[STATED PROBLEM] Type the records out again in full, exactly.
==============================
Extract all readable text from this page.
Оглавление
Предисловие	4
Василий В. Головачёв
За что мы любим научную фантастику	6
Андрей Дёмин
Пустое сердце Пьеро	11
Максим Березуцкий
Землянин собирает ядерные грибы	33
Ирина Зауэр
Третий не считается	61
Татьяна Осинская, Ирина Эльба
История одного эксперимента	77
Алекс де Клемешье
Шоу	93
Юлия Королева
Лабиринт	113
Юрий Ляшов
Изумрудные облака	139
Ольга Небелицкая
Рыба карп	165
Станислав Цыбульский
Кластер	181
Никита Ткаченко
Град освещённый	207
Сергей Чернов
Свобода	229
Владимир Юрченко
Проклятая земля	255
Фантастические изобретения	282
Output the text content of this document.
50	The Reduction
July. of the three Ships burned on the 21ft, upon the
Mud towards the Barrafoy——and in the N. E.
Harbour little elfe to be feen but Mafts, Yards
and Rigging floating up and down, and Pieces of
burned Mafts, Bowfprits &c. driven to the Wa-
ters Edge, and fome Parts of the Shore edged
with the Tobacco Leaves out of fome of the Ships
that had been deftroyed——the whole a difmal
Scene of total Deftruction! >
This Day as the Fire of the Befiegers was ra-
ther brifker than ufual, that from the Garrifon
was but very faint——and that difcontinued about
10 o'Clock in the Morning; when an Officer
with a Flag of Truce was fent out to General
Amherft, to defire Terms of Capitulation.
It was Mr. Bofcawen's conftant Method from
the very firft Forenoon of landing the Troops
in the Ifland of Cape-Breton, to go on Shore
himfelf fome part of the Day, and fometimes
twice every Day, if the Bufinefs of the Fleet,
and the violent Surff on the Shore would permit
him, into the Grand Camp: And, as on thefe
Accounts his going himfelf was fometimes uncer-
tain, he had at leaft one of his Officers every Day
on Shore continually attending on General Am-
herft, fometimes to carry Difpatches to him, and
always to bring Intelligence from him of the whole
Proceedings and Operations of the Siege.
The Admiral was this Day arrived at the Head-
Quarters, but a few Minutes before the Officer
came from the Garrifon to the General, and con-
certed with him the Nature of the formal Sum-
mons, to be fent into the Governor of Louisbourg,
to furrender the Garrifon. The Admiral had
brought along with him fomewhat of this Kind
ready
==============================
[ANSWER TO THE EXERCISE]
Extract all readable text from this page.
Оглавление
Предисловие	4
Василий В. Головачёв
За что мы любим научную фантастику	6
Андрей Дёмин
Пустое сердце Пьеро	11
Максим Березуцкий
Землянин собирает ядерные грибы	33
Ирина Зауэр
Третий не считается	61
Татьяна Осинская, Ирина Эльба
История одного эксперимента	77
Алекс де Клемешье
Шоу	93
Юлия Королева
Лабиринт	113
Юрий Ляшов
Изумрудные облака	139
Ольга Небелицкая
Рыба карп	165
Станислав Цыбульский
Кластер	181
Никита Ткаченко
Град освещённый	207
Сергей Чернов
Свобода	229
Владимир Юрченко
Проклятая земля	255
Фантастические изобретения	282
Output the text content of this document.
50	The Reduction
July. of the three Ships burned on the 21ft, upon the
Mud towards the Barrafoy——and in the N. E.
Harbour little elfe to be feen but Mafts, Yards
and Rigging floating up and down, and Pieces of
burned Mafts, Bowfprits &c. driven to the Wa-
ters Edge, and fome Parts of the Shore edged
with the Tobacco Leaves out of fome of the Ships
that had been deftroyed——the whole a difmal
Scene of total Deftruction! >
This Day as the Fire of the Befiegers was ra-
ther brifker than ufual, that from the Garrifon
was but very faint——and that difcontinued about
10 o'Clock in the Morning; when an Officer
with a Flag of Truce was fent out to General
Amherft, to defire Terms of Capitulation.
It was Mr. Bofcawen's conftant Method from
the very firft Forenoon of landing the Troops
in the Ifland of Cape-Breton, to go on Shore
himfelf fome part of the Day, and fometimes
twice every Day, if the Bufinefs of the Fleet,
and the violent Surff on the Shore would permit
him, into the Grand Camp: And, as on thefe
Accounts his going himfelf was fometimes uncer-
tain, he had at leaft one of his Officers every Day
on Shore continually attending on General Am-
herft, fometimes to carry Difpatches to him, and
always to bring Intelligence from him of the whole
Proceedings and Operations of the Siege.
The Admiral was this Day arrived at the Head-
Quarters, but a few Minutes before the Officer
came from the Garrifon to the General, and con-
certed with him the Nature of the formal Sum-
mons, to be fent into the Governor of Louisbourg,
to furrender the Garrifon. The Admiral had
brought along with him fomewhat of this Kind
ready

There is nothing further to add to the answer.